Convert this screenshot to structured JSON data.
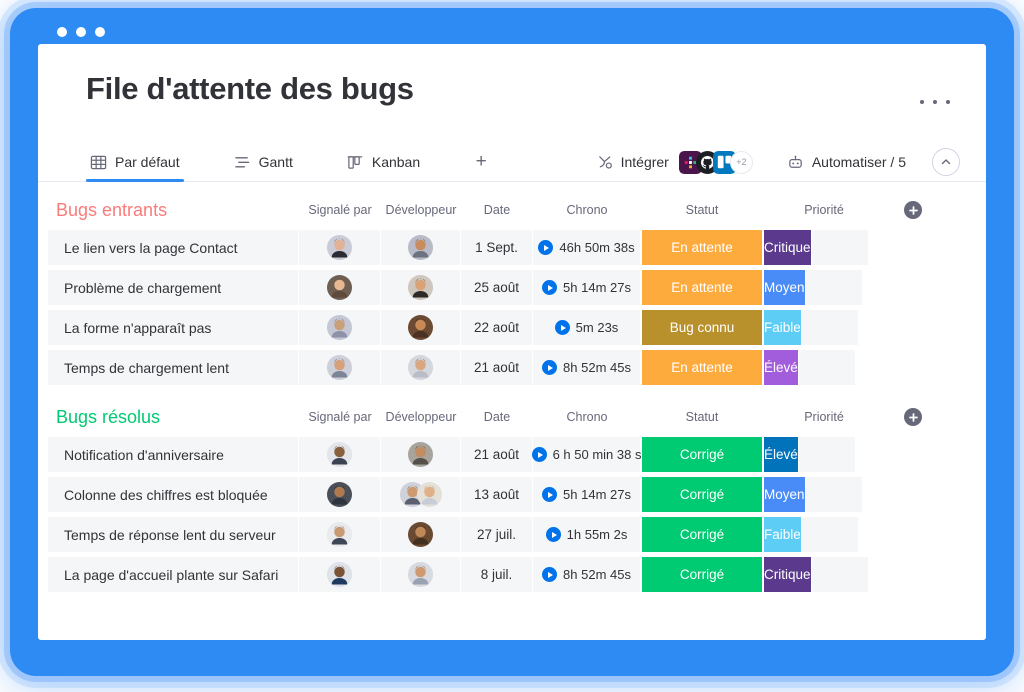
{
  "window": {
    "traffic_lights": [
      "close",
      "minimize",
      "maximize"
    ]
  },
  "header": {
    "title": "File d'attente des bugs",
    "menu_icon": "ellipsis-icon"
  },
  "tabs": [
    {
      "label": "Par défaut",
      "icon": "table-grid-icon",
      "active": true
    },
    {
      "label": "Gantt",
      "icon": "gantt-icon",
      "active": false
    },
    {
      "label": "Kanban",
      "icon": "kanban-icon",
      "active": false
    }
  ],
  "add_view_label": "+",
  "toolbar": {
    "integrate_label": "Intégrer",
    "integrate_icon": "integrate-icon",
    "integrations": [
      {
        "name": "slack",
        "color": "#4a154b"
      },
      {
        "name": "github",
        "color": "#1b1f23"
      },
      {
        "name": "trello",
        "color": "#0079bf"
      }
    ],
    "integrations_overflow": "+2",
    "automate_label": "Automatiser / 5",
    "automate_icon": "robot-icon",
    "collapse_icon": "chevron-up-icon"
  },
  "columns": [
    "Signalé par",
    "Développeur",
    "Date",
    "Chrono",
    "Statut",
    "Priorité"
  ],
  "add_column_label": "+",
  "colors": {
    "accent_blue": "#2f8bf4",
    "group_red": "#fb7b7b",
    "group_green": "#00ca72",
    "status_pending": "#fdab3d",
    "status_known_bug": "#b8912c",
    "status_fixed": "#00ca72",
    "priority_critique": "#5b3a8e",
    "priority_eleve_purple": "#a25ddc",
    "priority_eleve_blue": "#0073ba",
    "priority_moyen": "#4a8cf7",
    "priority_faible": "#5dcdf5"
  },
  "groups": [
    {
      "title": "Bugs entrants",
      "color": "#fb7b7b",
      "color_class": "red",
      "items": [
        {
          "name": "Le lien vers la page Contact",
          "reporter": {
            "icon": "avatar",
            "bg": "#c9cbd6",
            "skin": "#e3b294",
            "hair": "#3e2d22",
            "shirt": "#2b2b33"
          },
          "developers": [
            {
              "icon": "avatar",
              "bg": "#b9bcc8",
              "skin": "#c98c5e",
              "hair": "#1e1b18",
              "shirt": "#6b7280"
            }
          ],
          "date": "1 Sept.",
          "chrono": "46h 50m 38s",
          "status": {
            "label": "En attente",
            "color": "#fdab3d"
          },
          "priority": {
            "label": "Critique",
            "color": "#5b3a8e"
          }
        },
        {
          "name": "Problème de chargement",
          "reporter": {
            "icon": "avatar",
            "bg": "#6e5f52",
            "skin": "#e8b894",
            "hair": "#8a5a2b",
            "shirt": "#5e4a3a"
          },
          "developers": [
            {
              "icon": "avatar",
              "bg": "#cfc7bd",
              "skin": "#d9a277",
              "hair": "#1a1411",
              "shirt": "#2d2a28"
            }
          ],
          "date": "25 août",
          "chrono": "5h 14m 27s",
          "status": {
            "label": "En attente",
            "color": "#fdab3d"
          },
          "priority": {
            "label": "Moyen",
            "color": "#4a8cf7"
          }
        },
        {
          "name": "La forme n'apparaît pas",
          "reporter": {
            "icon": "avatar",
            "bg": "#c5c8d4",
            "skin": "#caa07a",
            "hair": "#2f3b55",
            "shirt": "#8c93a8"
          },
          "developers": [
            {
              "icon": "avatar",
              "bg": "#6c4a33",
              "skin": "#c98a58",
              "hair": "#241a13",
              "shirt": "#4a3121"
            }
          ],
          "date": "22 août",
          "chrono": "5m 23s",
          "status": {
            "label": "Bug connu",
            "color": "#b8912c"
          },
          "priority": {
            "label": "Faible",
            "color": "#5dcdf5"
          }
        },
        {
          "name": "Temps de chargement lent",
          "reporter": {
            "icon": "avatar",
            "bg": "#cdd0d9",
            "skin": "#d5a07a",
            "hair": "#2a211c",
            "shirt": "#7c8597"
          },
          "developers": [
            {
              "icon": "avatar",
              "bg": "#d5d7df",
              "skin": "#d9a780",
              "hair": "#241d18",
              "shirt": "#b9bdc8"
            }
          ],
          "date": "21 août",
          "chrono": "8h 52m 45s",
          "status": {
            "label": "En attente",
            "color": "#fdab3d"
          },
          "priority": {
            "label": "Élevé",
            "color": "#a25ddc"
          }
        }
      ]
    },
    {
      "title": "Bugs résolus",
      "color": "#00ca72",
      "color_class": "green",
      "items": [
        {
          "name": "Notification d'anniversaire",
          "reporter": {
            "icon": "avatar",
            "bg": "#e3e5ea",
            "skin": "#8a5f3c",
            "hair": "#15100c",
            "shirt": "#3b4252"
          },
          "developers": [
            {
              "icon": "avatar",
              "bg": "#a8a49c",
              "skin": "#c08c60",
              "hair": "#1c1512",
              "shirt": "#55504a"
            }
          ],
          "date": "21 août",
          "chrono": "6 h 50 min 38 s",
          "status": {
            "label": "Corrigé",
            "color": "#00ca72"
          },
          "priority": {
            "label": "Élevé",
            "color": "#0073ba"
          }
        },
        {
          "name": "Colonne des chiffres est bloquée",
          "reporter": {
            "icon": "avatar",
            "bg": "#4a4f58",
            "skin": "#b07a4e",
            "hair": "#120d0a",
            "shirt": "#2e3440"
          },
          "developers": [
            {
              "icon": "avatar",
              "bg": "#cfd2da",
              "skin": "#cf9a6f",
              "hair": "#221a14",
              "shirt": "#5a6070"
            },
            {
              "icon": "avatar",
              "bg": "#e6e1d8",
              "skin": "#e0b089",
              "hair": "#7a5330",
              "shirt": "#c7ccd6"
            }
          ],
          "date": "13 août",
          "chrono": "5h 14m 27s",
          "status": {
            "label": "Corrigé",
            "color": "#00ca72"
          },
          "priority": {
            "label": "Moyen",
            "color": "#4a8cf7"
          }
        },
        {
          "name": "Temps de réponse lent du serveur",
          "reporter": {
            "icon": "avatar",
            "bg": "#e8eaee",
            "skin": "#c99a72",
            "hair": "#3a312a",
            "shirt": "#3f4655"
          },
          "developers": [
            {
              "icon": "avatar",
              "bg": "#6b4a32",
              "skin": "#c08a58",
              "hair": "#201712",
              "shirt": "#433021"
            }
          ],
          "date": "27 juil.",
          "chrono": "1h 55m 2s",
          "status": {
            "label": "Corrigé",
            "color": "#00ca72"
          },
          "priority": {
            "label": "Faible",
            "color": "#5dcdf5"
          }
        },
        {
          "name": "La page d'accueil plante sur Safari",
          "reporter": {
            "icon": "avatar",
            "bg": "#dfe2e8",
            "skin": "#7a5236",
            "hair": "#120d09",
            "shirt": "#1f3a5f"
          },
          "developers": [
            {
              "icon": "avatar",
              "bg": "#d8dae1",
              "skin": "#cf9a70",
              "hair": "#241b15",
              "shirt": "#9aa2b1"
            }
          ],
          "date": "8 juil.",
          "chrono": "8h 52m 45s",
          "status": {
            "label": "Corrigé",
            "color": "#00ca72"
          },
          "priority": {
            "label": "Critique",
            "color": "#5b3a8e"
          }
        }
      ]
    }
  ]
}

■ What the task asks: From the listing above, copy every line that holds the string "page".

■ Answer below:
          "name": "Le lien vers la page Contact",
          "name": "La page d'accueil plante sur Safari",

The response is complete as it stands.